━━━━━ DATA FOR THE TASK ━━━━━

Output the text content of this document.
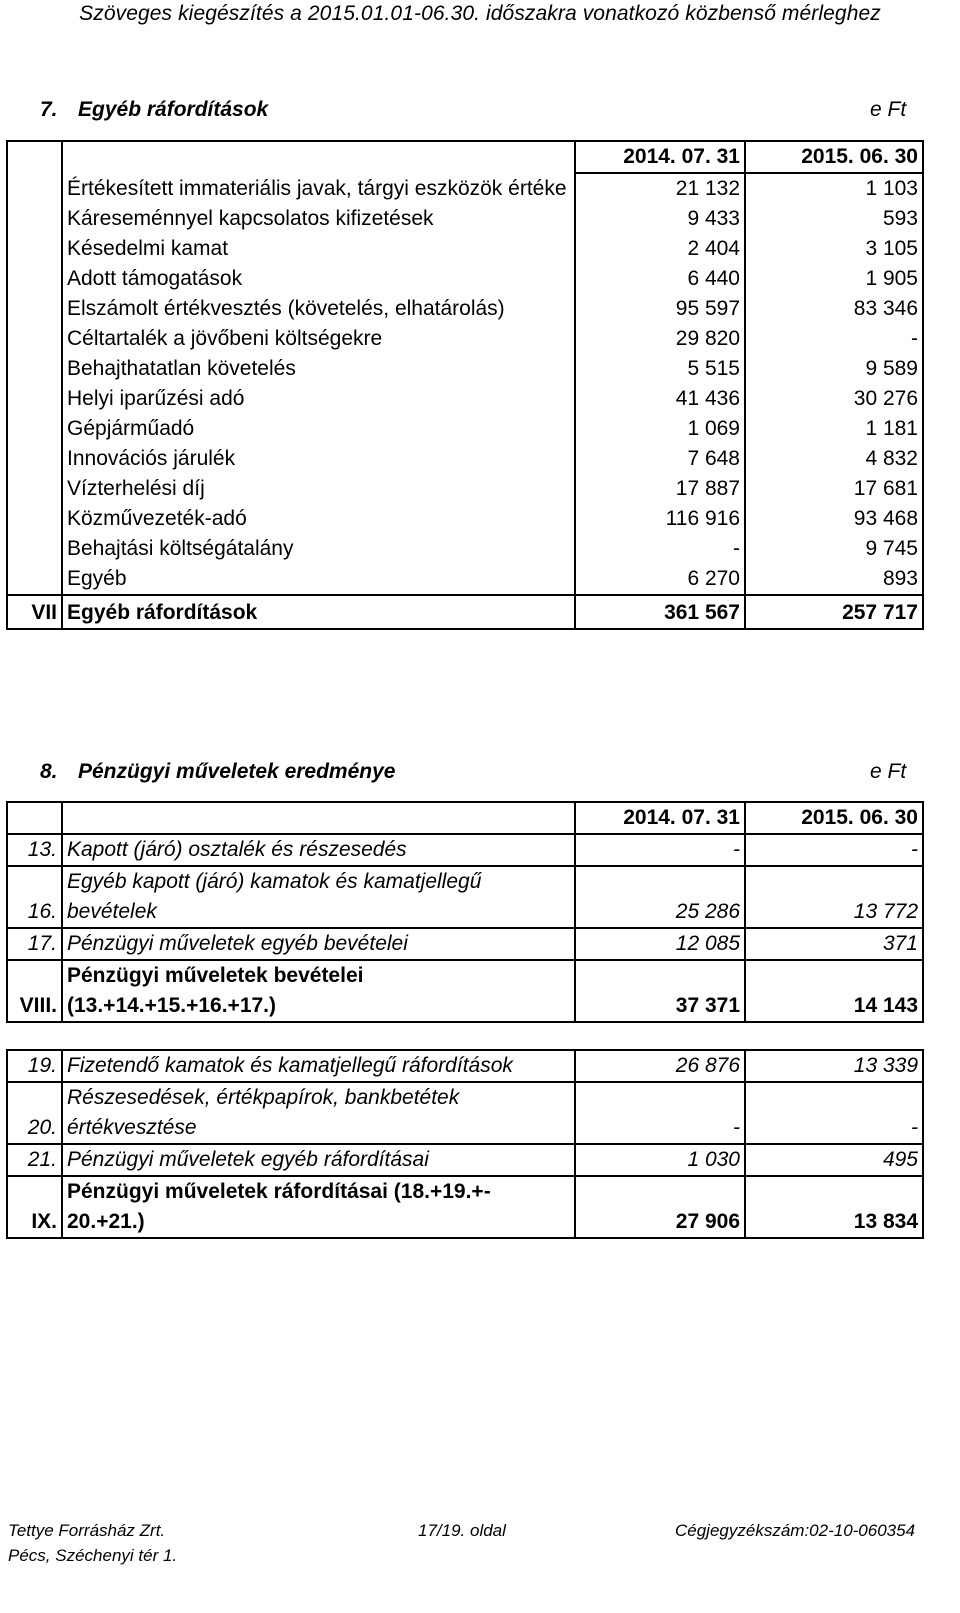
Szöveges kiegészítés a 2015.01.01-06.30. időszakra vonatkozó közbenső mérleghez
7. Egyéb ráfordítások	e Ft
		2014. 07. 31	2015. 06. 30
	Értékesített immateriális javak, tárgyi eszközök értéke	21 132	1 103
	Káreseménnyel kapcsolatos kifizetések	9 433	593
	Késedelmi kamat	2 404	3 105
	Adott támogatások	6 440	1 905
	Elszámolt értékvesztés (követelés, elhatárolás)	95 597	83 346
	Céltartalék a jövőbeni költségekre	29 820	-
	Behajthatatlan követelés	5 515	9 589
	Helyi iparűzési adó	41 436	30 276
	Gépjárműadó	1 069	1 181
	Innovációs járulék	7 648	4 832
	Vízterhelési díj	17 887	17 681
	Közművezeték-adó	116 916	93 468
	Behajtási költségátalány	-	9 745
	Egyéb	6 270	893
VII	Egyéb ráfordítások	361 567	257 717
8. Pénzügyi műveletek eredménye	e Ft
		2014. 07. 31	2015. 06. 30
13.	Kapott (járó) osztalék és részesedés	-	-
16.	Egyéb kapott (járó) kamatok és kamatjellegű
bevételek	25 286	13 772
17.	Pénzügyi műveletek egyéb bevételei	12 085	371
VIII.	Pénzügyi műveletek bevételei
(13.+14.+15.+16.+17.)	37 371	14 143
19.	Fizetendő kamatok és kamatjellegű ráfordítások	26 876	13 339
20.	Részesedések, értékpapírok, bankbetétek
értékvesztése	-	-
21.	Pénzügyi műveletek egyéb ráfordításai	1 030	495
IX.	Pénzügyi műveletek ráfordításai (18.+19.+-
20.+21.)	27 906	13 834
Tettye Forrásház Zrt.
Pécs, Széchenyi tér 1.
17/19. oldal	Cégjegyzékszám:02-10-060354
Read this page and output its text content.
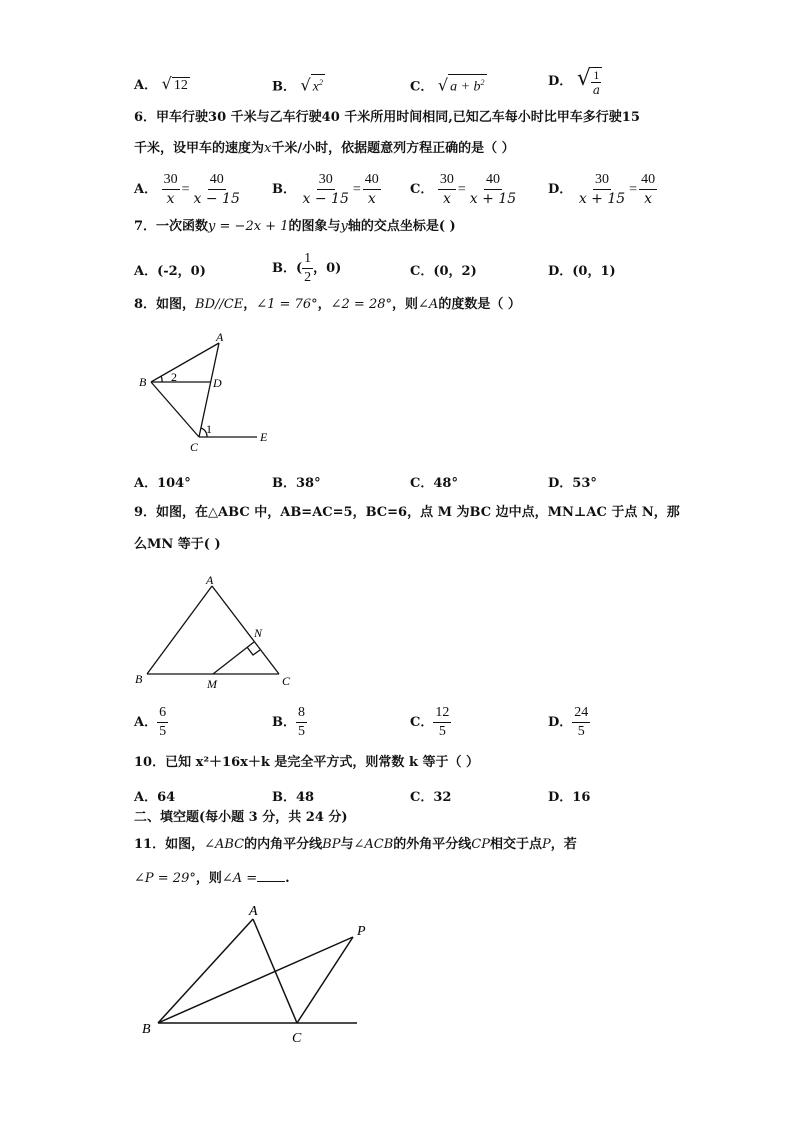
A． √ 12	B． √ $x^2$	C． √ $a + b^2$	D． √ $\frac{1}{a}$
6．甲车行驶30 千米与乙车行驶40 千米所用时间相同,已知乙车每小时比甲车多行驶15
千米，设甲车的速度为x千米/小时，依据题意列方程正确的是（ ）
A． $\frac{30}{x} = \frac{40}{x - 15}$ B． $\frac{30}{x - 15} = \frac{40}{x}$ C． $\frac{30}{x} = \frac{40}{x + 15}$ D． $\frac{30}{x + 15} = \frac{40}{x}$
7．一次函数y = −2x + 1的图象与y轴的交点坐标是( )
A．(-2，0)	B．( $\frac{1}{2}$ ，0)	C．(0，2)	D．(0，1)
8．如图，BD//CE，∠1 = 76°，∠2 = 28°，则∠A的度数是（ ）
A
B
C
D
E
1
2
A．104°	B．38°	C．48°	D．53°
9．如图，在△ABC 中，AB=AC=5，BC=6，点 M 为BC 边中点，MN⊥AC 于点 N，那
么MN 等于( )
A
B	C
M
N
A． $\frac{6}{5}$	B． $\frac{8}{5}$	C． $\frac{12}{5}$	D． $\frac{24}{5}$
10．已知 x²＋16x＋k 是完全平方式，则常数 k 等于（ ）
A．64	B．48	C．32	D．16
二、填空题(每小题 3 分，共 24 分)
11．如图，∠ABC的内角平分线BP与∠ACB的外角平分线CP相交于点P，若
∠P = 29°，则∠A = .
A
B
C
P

━━━━━

### [TASK DESCRIPTION]
Quote every record above exactly, leaving out the pictures.

### [THE OUTPUT]
Output the text content of this document.
Szöveges kiegészítés a 2015.01.01-06.30. időszakra vonatkozó közbenső mérleghez
7. Egyéb ráfordítások	e Ft
		2014. 07. 31	2015. 06. 30
	Értékesített immateriális javak, tárgyi eszközök értéke	21 132	1 103
	Káreseménnyel kapcsolatos kifizetések	9 433	593
	Késedelmi kamat	2 404	3 105
	Adott támogatások	6 440	1 905
	Elszámolt értékvesztés (követelés, elhatárolás)	95 597	83 346
	Céltartalék a jövőbeni költségekre	29 820	-
	Behajthatatlan követelés	5 515	9 589
	Helyi iparűzési adó	41 436	30 276
	Gépjárműadó	1 069	1 181
	Innovációs járulék	7 648	4 832
	Vízterhelési díj	17 887	17 681
	Közművezeték-adó	116 916	93 468
	Behajtási költségátalány	-	9 745
	Egyéb	6 270	893
VII	Egyéb ráfordítások	361 567	257 717
8. Pénzügyi műveletek eredménye	e Ft
		2014. 07. 31	2015. 06. 30
13.	Kapott (járó) osztalék és részesedés	-	-
16.	Egyéb kapott (járó) kamatok és kamatjellegű
bevételek	25 286	13 772
17.	Pénzügyi műveletek egyéb bevételei	12 085	371
VIII.	Pénzügyi műveletek bevételei
(13.+14.+15.+16.+17.)	37 371	14 143
19.	Fizetendő kamatok és kamatjellegű ráfordítások	26 876	13 339
20.	Részesedések, értékpapírok, bankbetétek
értékvesztése	-	-
21.	Pénzügyi műveletek egyéb ráfordításai	1 030	495
IX.	Pénzügyi műveletek ráfordításai (18.+19.+-
20.+21.)	27 906	13 834
Tettye Forrásház Zrt.
Pécs, Széchenyi tér 1.
17/19. oldal	Cégjegyzékszám:02-10-060354
Read this page and output its text content.
A． √ 12	B． √ $x^2$	C． √ $a + b^2$	D． √ $\frac{1}{a}$
6．甲车行驶30 千米与乙车行驶40 千米所用时间相同,已知乙车每小时比甲车多行驶15
千米，设甲车的速度为x千米/小时，依据题意列方程正确的是（ ）
A． $\frac{30}{x} = \frac{40}{x - 15}$ B． $\frac{30}{x - 15} = \frac{40}{x}$ C． $\frac{30}{x} = \frac{40}{x + 15}$ D． $\frac{30}{x + 15} = \frac{40}{x}$
7．一次函数y = −2x + 1的图象与y轴的交点坐标是( )
A．(-2，0)	B．( $\frac{1}{2}$ ，0)	C．(0，2)	D．(0，1)
8．如图，BD//CE，∠1 = 76°，∠2 = 28°，则∠A的度数是（ ）
A
B
C
D
E
1
2
A．104°	B．38°	C．48°	D．53°
9．如图，在△ABC 中，AB=AC=5，BC=6，点 M 为BC 边中点，MN⊥AC 于点 N，那
么MN 等于( )
A
B	C
M
N
A． $\frac{6}{5}$	B． $\frac{8}{5}$	C． $\frac{12}{5}$	D． $\frac{24}{5}$
10．已知 x²＋16x＋k 是完全平方式，则常数 k 等于（ ）
A．64	B．48	C．32	D．16
二、填空题(每小题 3 分，共 24 分)
11．如图，∠ABC的内角平分线BP与∠ACB的外角平分线CP相交于点P，若
∠P = 29°，则∠A = .
A
B
C
P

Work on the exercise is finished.